Start of Data section

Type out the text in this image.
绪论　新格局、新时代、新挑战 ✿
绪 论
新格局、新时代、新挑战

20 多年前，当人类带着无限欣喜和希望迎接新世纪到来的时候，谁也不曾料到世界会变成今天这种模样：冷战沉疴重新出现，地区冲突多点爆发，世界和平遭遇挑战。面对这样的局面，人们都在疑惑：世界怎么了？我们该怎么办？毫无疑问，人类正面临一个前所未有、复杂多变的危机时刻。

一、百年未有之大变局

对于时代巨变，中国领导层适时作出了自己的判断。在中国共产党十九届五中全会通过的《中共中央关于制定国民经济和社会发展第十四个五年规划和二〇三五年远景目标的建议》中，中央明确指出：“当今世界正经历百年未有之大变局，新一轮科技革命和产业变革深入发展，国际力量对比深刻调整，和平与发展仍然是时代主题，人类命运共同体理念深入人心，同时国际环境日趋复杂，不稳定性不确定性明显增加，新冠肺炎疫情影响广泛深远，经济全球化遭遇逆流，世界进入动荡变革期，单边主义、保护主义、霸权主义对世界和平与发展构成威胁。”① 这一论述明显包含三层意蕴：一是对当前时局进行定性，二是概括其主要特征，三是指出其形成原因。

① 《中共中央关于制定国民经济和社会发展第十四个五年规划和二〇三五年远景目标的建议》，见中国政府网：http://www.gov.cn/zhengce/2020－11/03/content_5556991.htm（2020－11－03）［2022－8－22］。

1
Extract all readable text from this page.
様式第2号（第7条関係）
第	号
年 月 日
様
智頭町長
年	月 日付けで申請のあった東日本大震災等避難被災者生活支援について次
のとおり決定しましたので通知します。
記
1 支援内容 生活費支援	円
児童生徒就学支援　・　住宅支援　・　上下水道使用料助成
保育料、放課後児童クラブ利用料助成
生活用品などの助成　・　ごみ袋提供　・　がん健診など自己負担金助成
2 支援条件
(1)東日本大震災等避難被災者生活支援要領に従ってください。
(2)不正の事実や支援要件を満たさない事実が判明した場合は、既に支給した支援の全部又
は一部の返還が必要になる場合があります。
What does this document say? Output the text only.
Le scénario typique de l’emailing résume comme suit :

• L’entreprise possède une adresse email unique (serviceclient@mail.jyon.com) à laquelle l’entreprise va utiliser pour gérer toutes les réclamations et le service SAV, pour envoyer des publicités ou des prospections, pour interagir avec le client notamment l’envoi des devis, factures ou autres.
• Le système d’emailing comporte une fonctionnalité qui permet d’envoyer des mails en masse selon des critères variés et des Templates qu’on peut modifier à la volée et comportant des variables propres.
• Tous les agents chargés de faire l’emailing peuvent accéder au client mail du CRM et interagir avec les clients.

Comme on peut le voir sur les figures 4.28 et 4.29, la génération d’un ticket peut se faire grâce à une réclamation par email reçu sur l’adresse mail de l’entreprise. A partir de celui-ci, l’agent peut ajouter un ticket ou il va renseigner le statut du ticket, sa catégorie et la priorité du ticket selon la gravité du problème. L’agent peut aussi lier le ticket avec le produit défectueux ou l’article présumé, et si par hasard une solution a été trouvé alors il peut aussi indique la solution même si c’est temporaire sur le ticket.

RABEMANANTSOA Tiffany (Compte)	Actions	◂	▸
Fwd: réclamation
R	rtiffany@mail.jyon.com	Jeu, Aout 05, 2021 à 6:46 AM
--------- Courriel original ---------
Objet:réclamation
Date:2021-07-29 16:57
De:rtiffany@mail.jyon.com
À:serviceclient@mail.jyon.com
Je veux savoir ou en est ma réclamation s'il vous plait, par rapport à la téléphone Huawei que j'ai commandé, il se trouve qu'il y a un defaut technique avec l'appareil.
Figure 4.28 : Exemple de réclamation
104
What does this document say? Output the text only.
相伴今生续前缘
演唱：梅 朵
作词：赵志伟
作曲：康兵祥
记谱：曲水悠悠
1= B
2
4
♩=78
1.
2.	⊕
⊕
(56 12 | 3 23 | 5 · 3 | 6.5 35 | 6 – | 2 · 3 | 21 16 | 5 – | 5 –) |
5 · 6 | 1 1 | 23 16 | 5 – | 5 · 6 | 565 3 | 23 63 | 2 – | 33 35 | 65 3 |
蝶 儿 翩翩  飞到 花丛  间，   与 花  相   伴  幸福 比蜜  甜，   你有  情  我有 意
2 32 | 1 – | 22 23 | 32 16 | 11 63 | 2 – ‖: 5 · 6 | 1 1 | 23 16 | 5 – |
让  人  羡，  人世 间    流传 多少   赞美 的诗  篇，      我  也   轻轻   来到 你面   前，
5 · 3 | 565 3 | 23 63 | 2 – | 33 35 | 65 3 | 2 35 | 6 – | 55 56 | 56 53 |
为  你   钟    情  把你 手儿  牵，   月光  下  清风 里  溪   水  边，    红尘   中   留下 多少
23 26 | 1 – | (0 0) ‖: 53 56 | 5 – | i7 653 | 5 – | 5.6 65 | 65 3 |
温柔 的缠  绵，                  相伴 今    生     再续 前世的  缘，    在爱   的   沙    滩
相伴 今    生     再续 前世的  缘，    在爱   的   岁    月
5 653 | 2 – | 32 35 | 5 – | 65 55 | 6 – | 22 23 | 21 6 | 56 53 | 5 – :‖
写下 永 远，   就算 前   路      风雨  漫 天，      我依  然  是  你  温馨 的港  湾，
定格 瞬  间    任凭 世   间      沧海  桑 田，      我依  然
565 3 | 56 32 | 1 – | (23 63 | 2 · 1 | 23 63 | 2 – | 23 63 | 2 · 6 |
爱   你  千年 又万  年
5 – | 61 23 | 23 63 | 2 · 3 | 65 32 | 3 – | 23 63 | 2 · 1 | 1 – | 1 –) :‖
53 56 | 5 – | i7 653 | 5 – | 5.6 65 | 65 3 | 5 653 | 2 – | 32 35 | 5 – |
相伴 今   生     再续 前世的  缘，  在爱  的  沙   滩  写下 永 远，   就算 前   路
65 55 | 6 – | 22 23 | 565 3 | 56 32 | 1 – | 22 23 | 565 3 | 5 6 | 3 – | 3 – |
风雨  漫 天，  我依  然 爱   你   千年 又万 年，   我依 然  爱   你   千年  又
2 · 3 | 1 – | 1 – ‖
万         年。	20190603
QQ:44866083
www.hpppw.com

End of Data section

* Your goal:
Extract all the entries word for word.

* Output:
Type out the text in this image.
绪论　新格局、新时代、新挑战 ✿
绪 论
新格局、新时代、新挑战

20 多年前，当人类带着无限欣喜和希望迎接新世纪到来的时候，谁也不曾料到世界会变成今天这种模样：冷战沉疴重新出现，地区冲突多点爆发，世界和平遭遇挑战。面对这样的局面，人们都在疑惑：世界怎么了？我们该怎么办？毫无疑问，人类正面临一个前所未有、复杂多变的危机时刻。

一、百年未有之大变局

对于时代巨变，中国领导层适时作出了自己的判断。在中国共产党十九届五中全会通过的《中共中央关于制定国民经济和社会发展第十四个五年规划和二〇三五年远景目标的建议》中，中央明确指出：“当今世界正经历百年未有之大变局，新一轮科技革命和产业变革深入发展，国际力量对比深刻调整，和平与发展仍然是时代主题，人类命运共同体理念深入人心，同时国际环境日趋复杂，不稳定性不确定性明显增加，新冠肺炎疫情影响广泛深远，经济全球化遭遇逆流，世界进入动荡变革期，单边主义、保护主义、霸权主义对世界和平与发展构成威胁。”① 这一论述明显包含三层意蕴：一是对当前时局进行定性，二是概括其主要特征，三是指出其形成原因。

① 《中共中央关于制定国民经济和社会发展第十四个五年规划和二〇三五年远景目标的建议》，见中国政府网：http://www.gov.cn/zhengce/2020－11/03/content_5556991.htm（2020－11－03）［2022－8－22］。

1
Extract all readable text from this page.
様式第2号（第7条関係）
第	号
年 月 日
様
智頭町長
年	月 日付けで申請のあった東日本大震災等避難被災者生活支援について次
のとおり決定しましたので通知します。
記
1 支援内容 生活費支援	円
児童生徒就学支援　・　住宅支援　・　上下水道使用料助成
保育料、放課後児童クラブ利用料助成
生活用品などの助成　・　ごみ袋提供　・　がん健診など自己負担金助成
2 支援条件
(1)東日本大震災等避難被災者生活支援要領に従ってください。
(2)不正の事実や支援要件を満たさない事実が判明した場合は、既に支給した支援の全部又
は一部の返還が必要になる場合があります。
What does this document say? Output the text only.
Le scénario typique de l’emailing résume comme suit :

• L’entreprise possède une adresse email unique (serviceclient@mail.jyon.com) à laquelle l’entreprise va utiliser pour gérer toutes les réclamations et le service SAV, pour envoyer des publicités ou des prospections, pour interagir avec le client notamment l’envoi des devis, factures ou autres.
• Le système d’emailing comporte une fonctionnalité qui permet d’envoyer des mails en masse selon des critères variés et des Templates qu’on peut modifier à la volée et comportant des variables propres.
• Tous les agents chargés de faire l’emailing peuvent accéder au client mail du CRM et interagir avec les clients.

Comme on peut le voir sur les figures 4.28 et 4.29, la génération d’un ticket peut se faire grâce à une réclamation par email reçu sur l’adresse mail de l’entreprise. A partir de celui-ci, l’agent peut ajouter un ticket ou il va renseigner le statut du ticket, sa catégorie et la priorité du ticket selon la gravité du problème. L’agent peut aussi lier le ticket avec le produit défectueux ou l’article présumé, et si par hasard une solution a été trouvé alors il peut aussi indique la solution même si c’est temporaire sur le ticket.

RABEMANANTSOA Tiffany (Compte)	Actions	◂	▸
Fwd: réclamation
R	rtiffany@mail.jyon.com	Jeu, Aout 05, 2021 à 6:46 AM
--------- Courriel original ---------
Objet:réclamation
Date:2021-07-29 16:57
De:rtiffany@mail.jyon.com
À:serviceclient@mail.jyon.com
Je veux savoir ou en est ma réclamation s'il vous plait, par rapport à la téléphone Huawei que j'ai commandé, il se trouve qu'il y a un defaut technique avec l'appareil.
Figure 4.28 : Exemple de réclamation
104
What does this document say? Output the text only.
相伴今生续前缘
演唱：梅 朵
作词：赵志伟
作曲：康兵祥
记谱：曲水悠悠
1= B
2
4
♩=78
1.
2.	⊕
⊕
(56 12 | 3 23 | 5 · 3 | 6.5 35 | 6 – | 2 · 3 | 21 16 | 5 – | 5 –) |
5 · 6 | 1 1 | 23 16 | 5 – | 5 · 6 | 565 3 | 23 63 | 2 – | 33 35 | 65 3 |
蝶 儿 翩翩  飞到 花丛  间，   与 花  相   伴  幸福 比蜜  甜，   你有  情  我有 意
2 32 | 1 – | 22 23 | 32 16 | 11 63 | 2 – ‖: 5 · 6 | 1 1 | 23 16 | 5 – |
让  人  羡，  人世 间    流传 多少   赞美 的诗  篇，      我  也   轻轻   来到 你面   前，
5 · 3 | 565 3 | 23 63 | 2 – | 33 35 | 65 3 | 2 35 | 6 – | 55 56 | 56 53 |
为  你   钟    情  把你 手儿  牵，   月光  下  清风 里  溪   水  边，    红尘   中   留下 多少
23 26 | 1 – | (0 0) ‖: 53 56 | 5 – | i7 653 | 5 – | 5.6 65 | 65 3 |
温柔 的缠  绵，                  相伴 今    生     再续 前世的  缘，    在爱   的   沙    滩
相伴 今    生     再续 前世的  缘，    在爱   的   岁    月
5 653 | 2 – | 32 35 | 5 – | 65 55 | 6 – | 22 23 | 21 6 | 56 53 | 5 – :‖
写下 永 远，   就算 前   路      风雨  漫 天，      我依  然  是  你  温馨 的港  湾，
定格 瞬  间    任凭 世   间      沧海  桑 田，      我依  然
565 3 | 56 32 | 1 – | (23 63 | 2 · 1 | 23 63 | 2 – | 23 63 | 2 · 6 |
爱   你  千年 又万  年
5 – | 61 23 | 23 63 | 2 · 3 | 65 32 | 3 – | 23 63 | 2 · 1 | 1 – | 1 –) :‖
53 56 | 5 – | i7 653 | 5 – | 5.6 65 | 65 3 | 5 653 | 2 – | 32 35 | 5 – |
相伴 今   生     再续 前世的  缘，  在爱  的  沙   滩  写下 永 远，   就算 前   路
65 55 | 6 – | 22 23 | 565 3 | 56 32 | 1 – | 22 23 | 565 3 | 5 6 | 3 – | 3 – |
风雨  漫 天，  我依  然 爱   你   千年 又万 年，   我依 然  爱   你   千年  又
2 · 3 | 1 – | 1 – ‖
万         年。	20190603
QQ:44866083
www.hpppw.com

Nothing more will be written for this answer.